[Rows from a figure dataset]
"""

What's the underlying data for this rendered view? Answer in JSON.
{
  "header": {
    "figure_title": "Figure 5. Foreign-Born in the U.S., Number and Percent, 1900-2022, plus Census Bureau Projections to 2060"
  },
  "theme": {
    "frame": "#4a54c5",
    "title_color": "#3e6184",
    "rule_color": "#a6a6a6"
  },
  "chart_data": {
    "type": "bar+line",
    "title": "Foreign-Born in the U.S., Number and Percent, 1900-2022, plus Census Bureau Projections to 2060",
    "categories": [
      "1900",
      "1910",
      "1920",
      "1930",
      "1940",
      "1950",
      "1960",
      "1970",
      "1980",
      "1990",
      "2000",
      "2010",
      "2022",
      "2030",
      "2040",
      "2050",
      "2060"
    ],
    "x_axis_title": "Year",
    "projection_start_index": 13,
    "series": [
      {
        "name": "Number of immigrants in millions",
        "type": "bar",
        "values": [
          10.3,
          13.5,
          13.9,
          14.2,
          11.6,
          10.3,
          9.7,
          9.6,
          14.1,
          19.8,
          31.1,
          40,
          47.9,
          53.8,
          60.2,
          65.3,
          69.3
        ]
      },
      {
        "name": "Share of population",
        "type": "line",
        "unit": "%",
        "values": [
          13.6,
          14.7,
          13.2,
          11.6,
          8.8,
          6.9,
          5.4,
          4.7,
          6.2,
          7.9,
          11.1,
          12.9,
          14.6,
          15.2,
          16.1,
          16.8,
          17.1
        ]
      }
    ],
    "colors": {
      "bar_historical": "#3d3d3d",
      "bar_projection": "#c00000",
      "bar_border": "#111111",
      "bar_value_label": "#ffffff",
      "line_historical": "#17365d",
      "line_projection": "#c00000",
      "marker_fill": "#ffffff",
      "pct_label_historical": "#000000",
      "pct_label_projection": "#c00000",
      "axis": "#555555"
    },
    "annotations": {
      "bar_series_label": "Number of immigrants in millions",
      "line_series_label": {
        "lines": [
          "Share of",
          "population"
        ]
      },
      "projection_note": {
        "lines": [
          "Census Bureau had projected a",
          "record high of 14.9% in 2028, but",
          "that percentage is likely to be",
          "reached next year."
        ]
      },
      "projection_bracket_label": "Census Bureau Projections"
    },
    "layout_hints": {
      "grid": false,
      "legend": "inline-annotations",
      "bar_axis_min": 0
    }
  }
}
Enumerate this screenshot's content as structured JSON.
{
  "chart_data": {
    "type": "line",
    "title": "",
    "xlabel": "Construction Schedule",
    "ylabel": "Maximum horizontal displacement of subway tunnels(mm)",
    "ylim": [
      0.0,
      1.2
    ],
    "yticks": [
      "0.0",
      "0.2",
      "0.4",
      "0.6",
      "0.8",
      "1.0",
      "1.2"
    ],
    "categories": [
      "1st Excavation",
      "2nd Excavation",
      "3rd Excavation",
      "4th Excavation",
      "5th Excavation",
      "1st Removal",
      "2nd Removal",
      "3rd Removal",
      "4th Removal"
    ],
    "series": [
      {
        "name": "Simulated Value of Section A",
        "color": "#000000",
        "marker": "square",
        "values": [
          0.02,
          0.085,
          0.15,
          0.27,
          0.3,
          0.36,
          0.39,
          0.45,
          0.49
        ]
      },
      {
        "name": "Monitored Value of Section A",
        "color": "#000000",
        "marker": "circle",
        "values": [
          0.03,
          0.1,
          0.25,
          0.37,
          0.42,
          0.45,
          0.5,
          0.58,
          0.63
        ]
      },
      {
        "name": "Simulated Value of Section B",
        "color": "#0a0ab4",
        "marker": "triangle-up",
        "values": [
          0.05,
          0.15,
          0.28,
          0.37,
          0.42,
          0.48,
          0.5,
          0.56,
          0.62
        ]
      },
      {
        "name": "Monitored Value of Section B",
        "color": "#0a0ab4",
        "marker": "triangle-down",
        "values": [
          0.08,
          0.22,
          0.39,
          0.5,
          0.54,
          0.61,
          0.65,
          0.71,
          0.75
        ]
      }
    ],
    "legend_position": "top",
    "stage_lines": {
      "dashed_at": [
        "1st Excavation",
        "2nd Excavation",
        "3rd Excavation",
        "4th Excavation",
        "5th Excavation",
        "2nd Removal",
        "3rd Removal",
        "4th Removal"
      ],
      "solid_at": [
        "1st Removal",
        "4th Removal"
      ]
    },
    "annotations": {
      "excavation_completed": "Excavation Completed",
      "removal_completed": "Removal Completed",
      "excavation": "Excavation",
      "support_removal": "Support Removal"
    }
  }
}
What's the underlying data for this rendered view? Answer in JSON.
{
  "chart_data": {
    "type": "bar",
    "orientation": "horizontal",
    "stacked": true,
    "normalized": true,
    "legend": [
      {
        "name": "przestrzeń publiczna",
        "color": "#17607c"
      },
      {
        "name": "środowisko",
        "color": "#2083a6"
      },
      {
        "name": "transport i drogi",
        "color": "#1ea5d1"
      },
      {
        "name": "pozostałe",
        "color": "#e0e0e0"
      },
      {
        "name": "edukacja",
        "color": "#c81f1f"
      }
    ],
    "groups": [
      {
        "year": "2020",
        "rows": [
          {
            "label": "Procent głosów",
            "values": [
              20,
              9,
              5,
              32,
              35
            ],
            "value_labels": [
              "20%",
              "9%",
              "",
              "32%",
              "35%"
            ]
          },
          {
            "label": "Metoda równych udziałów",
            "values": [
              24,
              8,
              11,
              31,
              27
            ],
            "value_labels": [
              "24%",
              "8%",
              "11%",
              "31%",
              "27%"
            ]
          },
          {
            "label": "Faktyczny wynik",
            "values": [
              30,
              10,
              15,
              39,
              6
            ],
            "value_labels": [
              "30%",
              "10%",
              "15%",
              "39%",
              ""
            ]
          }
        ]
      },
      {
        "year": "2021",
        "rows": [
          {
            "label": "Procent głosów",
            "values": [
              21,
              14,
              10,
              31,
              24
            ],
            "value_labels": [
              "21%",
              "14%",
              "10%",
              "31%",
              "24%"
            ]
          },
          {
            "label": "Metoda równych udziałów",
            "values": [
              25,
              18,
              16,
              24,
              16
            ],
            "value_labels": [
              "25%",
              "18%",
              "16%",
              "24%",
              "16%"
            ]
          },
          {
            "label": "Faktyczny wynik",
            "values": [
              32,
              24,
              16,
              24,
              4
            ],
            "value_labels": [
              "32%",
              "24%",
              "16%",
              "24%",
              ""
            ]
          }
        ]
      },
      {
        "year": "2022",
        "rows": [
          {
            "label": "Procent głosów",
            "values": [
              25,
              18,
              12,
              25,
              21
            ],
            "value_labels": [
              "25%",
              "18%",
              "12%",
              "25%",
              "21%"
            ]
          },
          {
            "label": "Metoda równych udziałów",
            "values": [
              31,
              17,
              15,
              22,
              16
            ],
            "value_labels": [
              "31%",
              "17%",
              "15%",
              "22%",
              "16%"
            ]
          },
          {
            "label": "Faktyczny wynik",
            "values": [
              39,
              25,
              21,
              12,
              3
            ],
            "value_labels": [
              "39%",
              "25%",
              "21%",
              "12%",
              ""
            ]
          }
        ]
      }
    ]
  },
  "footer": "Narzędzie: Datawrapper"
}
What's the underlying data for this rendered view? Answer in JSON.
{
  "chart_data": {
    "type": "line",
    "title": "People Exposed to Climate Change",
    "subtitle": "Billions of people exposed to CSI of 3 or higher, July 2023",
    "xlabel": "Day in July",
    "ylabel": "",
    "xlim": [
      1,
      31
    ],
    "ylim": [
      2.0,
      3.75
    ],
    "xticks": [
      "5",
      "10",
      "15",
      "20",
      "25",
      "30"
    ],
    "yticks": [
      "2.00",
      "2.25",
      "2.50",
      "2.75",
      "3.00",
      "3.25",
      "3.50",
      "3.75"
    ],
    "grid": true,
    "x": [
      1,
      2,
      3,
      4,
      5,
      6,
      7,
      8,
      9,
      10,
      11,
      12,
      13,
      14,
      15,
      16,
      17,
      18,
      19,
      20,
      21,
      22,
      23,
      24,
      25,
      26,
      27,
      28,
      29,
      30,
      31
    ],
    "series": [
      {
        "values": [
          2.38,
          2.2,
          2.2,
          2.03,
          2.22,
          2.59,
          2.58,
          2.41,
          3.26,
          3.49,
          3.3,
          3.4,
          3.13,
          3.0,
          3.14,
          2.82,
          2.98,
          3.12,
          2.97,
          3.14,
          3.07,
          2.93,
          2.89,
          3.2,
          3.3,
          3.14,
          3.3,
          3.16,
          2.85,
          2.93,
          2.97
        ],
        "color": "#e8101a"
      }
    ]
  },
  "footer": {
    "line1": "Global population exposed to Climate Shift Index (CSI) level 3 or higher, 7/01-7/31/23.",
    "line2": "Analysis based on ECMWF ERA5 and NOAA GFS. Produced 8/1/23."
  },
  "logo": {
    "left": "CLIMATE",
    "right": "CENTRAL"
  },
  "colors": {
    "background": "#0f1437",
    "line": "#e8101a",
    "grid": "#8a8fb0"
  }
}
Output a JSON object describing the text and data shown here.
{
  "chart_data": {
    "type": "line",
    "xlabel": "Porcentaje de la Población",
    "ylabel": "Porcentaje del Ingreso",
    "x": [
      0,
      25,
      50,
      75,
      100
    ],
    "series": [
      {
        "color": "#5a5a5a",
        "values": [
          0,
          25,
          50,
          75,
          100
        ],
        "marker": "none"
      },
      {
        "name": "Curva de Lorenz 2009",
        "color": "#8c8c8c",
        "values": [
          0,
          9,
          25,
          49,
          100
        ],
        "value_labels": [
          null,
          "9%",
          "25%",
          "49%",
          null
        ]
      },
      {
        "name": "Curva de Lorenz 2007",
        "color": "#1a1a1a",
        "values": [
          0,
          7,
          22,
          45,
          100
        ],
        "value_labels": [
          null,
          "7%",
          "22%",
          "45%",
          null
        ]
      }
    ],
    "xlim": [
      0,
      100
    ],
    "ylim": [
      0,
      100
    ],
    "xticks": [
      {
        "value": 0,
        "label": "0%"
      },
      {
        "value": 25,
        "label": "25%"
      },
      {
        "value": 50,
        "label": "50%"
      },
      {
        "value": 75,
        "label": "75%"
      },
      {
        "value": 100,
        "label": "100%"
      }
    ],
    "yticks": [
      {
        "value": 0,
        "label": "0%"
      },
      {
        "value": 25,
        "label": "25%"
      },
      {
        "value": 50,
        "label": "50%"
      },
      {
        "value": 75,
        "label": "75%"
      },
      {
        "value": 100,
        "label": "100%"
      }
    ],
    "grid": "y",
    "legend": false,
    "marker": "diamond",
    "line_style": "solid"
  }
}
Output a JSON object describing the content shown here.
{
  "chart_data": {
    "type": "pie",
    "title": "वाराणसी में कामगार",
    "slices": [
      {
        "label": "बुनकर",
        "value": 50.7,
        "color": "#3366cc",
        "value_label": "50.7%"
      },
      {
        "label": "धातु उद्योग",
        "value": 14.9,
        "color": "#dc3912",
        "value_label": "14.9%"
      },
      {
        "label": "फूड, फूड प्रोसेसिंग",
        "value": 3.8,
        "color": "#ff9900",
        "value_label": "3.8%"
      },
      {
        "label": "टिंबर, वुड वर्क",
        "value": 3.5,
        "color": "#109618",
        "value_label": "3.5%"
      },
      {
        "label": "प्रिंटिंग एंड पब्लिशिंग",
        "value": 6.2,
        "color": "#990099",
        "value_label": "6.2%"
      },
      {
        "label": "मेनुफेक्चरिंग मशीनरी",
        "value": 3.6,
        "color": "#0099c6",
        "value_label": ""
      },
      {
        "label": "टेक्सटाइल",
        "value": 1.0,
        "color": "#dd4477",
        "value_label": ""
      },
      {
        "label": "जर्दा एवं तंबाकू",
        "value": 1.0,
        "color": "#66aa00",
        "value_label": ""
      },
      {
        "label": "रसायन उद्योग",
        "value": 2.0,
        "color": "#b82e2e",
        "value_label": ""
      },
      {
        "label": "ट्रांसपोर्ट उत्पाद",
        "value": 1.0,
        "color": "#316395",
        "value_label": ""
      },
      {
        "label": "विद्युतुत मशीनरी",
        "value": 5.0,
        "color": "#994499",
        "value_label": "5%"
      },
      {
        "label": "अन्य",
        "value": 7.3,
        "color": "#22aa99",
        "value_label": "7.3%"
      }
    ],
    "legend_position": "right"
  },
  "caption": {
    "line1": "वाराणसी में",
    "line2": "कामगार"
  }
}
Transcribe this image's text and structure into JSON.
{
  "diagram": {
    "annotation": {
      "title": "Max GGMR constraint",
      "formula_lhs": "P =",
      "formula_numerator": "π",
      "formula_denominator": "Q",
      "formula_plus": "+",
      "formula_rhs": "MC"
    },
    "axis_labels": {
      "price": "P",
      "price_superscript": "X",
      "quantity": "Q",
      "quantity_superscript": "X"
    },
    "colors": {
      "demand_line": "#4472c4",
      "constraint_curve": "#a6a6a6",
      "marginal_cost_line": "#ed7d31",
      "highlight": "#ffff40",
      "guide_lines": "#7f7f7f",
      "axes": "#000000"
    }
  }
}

"""

[STATED EXERCISE] Find all lines holding the string "ffffff" and copy them.

[TASK SOLUTION]
      "bar_value_label": "#ffffff",
      "marker_fill": "#ffffff",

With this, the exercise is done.